- **What this exercise asks**:
a. Reproduce the portion of the Assurant call transcript between "Additional information regarding" and "over to Keith.", inclusive.
b. According to the Assurant call transcript, what position does Richard Dziadzio hold?

Operator: Welcome to Assurant's Third Quarter 2023 Conference Call and Webcast. [Operator Instructions]. It is now my pleasure to turn the floor over to Suzanne Shepherd, Senior Vice President of Investor Relations and Sustainability. You may begin.

Suzanne Shepherd: Thank you, operator, and good morning, everyone. We look forward to discussing our third quarter 2023 results with you today. Joining me for Assurant's conference call are Keith Demmings, our President and Chief Executive Officer; and Richard Dziadzio, our Chief Financial Officer. Yesterday, after the market closed, we issued a news release announcing our results for the third quarter of 2023. The release and corresponding financial supplements are available on assurant.com. We'll start today's call with remarks from Keith and Richard before moving into a Q&A session. Some of the statements made today are forward-looking. Forward-looking statements are based upon our historical performance and current expectations and subject to risks, uncertainties and other factors that may cause actual results to differ materially from those contemplated by these statements.

Additional information regarding these factors can be found in yesterday's earnings release and financial supplement as well as in our SEC reports. During today's call, we will refer to our non-GAAP financial measures, which we believe are important in evaluating the company's performance. For more details on these measures, the most comparable GAAP measures and a reconciliation of the two, please refer to yesterday's news release and financial supplements. It is now my pleasure to turn the call over to Keith.

- **Record excerpts**:
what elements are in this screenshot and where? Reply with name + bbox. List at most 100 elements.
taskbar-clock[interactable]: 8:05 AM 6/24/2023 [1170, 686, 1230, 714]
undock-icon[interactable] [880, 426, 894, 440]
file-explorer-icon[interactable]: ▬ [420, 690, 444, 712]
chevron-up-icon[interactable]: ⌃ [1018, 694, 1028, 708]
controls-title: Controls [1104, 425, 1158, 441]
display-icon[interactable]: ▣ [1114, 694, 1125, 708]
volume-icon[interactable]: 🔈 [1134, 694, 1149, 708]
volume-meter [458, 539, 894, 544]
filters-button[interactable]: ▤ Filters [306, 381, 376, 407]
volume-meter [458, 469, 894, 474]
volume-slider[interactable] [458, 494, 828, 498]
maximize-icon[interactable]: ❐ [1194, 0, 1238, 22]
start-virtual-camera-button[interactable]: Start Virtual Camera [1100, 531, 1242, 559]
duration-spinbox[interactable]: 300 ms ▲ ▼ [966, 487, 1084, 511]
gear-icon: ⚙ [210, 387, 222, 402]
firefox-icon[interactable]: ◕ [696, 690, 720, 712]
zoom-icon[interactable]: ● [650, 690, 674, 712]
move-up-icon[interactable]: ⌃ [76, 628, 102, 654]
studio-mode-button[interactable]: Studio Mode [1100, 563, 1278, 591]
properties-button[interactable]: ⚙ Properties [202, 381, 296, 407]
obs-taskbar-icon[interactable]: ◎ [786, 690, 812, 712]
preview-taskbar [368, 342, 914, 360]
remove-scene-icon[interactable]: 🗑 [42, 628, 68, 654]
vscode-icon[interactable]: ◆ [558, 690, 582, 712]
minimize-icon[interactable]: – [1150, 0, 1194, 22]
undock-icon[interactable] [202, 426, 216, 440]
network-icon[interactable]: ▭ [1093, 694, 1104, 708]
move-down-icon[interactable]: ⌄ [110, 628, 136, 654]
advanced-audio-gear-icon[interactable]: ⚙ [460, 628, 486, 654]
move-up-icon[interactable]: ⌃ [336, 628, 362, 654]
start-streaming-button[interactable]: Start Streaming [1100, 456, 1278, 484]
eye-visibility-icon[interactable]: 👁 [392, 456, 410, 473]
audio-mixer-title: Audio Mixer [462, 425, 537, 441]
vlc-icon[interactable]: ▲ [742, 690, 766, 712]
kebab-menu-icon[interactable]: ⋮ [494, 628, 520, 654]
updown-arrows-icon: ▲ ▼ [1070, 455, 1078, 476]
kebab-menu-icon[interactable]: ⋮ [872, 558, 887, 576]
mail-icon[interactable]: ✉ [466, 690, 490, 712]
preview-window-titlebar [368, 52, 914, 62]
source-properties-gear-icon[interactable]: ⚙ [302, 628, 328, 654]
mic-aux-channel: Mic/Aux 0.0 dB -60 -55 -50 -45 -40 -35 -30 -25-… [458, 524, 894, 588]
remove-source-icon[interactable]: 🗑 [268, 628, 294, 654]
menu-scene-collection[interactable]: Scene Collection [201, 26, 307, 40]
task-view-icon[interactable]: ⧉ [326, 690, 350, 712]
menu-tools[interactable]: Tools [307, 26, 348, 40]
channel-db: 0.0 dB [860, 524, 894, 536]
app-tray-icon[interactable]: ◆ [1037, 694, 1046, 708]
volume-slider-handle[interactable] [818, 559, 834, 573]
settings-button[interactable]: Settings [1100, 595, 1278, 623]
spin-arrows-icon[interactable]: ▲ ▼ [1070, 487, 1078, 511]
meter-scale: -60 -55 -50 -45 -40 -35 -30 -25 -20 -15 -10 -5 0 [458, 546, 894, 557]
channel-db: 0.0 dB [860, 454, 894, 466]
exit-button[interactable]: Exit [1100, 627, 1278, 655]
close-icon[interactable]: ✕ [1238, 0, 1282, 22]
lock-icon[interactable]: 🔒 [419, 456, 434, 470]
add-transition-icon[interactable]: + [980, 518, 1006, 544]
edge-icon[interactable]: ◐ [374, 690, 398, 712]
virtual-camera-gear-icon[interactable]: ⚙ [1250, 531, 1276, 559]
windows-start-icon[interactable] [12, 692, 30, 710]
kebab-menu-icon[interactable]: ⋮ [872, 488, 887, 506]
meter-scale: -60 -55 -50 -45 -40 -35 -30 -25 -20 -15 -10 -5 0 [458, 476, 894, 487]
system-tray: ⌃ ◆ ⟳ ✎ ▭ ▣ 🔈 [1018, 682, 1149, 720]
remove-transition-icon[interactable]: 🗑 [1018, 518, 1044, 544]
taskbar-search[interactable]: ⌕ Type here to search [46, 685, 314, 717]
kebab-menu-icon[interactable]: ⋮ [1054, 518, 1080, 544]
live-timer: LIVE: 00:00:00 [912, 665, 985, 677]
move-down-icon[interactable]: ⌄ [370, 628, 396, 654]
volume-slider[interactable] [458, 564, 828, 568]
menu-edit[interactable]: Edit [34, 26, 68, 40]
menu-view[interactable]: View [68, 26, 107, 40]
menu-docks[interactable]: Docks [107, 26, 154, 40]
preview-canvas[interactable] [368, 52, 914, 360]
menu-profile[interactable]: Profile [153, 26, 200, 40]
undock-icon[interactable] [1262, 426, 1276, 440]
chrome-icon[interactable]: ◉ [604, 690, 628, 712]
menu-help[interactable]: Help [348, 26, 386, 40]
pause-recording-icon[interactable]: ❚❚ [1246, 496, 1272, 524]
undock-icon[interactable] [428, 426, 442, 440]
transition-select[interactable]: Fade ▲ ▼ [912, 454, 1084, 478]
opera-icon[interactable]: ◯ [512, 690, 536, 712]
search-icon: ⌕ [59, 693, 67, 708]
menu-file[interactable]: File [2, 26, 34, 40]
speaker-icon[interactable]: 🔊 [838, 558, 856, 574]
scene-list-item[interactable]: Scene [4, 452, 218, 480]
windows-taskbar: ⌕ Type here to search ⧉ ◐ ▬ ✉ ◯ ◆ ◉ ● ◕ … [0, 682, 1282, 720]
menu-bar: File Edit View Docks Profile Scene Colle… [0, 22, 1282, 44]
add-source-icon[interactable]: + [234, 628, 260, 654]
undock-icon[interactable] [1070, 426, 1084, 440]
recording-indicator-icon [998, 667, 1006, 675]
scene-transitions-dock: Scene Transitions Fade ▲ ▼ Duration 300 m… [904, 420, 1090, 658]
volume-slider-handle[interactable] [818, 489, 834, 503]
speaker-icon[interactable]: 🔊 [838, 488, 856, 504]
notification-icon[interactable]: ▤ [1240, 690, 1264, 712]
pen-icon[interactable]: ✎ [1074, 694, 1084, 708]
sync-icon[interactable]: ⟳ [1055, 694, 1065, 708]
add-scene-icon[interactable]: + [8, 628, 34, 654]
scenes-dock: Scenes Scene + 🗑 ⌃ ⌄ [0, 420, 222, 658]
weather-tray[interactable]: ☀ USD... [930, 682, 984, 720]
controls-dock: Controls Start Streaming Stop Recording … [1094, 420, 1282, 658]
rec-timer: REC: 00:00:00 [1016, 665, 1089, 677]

- **Solutions**:
a.
Additional information regarding these factors can be found in yesterday's earnings release and financial supplement as well as in our SEC reports. During today's call, we will refer to our non-GAAP financial measures, which we believe are important in evaluating the company's performance. For more details on these measures, the most comparable GAAP measures and a reconciliation of the two, please refer to yesterday's news release and financial supplements. It is now my pleasure to turn the call over to Keith.

b. Chief Financial Officer